» INSTRUCTIONS FOR THE TASK
In the material below, list every line carrying the string "HOTEL".

» GIVEN ENTRIES
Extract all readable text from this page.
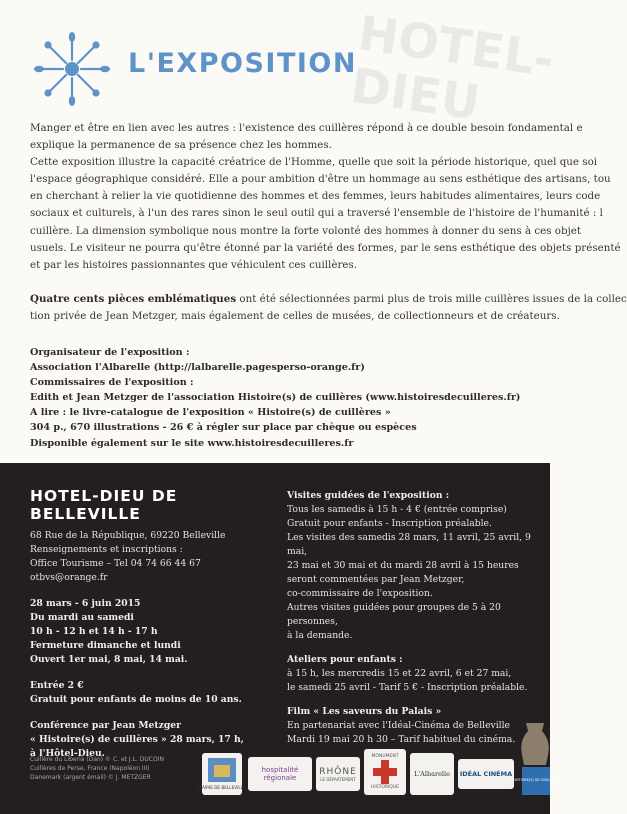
HOTEL-DIEU
L'EXPOSITION

Manger et être en lien avec les autres : l'existence des cuillères répond à ce double besoin fondamental e

explique la permanence de sa présence chez les hommes.

Cette exposition illustre la capacité créatrice de l'Homme, quelle que soit la période historique, quel que soi

l'espace géographique considéré. Elle a pour ambition d'être un hommage au sens esthétique des artisans, tou

en cherchant à relier la vie quotidienne des hommes et des femmes, leurs habitudes alimentaires, leurs code

sociaux et culturels, à l'un des rares sinon le seul outil qui a traversé l'ensemble de l'histoire de l'humanité : l

cuillère. La dimension symbolique nous montre la forte volonté des hommes à donner du sens à ces objet

usuels. Le visiteur ne pourra qu'être étonné par la variété des formes, par le sens esthétique des objets présenté

et par les histoires passionnantes que véhiculent ces cuillères.

Quatre cents pièces emblématiques ont été sélectionnées parmi plus de trois mille cuillères issues de la collec

tion privée de Jean Metzger, mais également de celles de musées, de collectionneurs et de créateurs.

Organisateur de l'exposition :

Association l'Albarelle (http://lalbarelle.pagesperso-orange.fr)

Commissaires de l'exposition :

Edith et Jean Metzger de l'association Histoire(s) de cuillères (www.histoiresdecuilleres.fr)

A lire : le livre-catalogue de l'exposition « Histoire(s) de cuillères »

304 p., 670 illustrations - 26 € à régler sur place par chèque ou espèces

Disponible également sur le site www.histoiresdecuilleres.fr

HOTEL-DIEU DE BELLEVILLE

68 Rue de la République, 69220 Belleville

Renseignements et inscriptions :

Office Tourisme – Tel 04 74 66 44 67 otbvs@orange.fr

28 mars - 6 juin 2015

Du mardi au samedi

10 h - 12 h et 14 h - 17 h

Fermeture dimanche et lundi

Ouvert 1er mai, 8 mai, 14 mai.

Entrée 2 €

Gratuit pour enfants de moins de 10 ans.

Conférence par Jean Metzger

« Histoire(s) de cuillères » 28 mars, 17 h,

à l'Hôtel-Dieu.

Visites guidées de l'exposition :

Tous les samedis à 15 h - 4 € (entrée comprise)

Gratuit pour enfants - Inscription préalable.

Les visites des samedis 28 mars, 11 avril, 25 avril, 9 mai,

23 mai et 30 mai et du mardi 28 avril à 15 heures

seront commentées par Jean Metzger,

co-commissaire de l'exposition.

Autres visites guidées pour groupes de 5 à 20 personnes,

à la demande.

Ateliers pour enfants :

à 15 h, les mercredis 15 et 22 avril, 6 et 27 mai,

le samedi 25 avril - Tarif 5 € - Inscription préalable.

Film « Les saveurs du Palais »

En partenariat avec l'Idéal-Cinéma de Belleville

Mardi 19 mai 20 h 30 – Tarif habituel du cinéma.

Cuillère du Liberia (Dan) © C. et J.L. DUCOIN

Cuillères de Perse, France (Napoléon III)

Danemark (argent émail) © J. METZGER

MAIRIE DE BELLEVILLE
hospitalité régionale
RHÔNE
LE DÉPARTEMENT
MONUMENT
HISTORIQUE
L'Albarelle IDÉAL CINÉMA
HISTOIRE(S) DE CUILLÈRES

» TASK RESULT
HOTEL-DIEU
HOTEL-DIEU DE BELLEVILLE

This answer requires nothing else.